## Challenge
Find the number of lines in these records where the word "развитию" appears. Reply with that number and nothing more.

--

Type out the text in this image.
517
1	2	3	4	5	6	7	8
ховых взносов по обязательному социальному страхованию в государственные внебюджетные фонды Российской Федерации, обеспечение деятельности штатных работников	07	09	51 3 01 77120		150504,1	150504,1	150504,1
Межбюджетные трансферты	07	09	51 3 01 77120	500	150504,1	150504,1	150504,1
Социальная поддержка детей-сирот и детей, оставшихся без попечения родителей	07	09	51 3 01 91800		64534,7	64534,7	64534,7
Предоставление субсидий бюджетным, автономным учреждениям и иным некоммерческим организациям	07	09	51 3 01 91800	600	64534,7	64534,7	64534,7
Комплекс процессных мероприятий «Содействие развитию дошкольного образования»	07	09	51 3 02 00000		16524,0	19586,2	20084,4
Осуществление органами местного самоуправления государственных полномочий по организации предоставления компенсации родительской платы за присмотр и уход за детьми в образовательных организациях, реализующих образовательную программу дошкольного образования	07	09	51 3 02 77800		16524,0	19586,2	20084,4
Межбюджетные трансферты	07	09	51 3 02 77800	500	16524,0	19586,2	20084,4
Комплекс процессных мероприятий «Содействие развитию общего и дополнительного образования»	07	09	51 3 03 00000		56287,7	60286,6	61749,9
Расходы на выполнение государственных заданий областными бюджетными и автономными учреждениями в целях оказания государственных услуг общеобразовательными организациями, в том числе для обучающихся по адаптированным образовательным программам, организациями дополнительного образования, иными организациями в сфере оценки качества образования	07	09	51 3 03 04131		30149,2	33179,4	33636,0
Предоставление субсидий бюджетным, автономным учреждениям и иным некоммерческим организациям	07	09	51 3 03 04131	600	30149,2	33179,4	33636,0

--

## Answer
2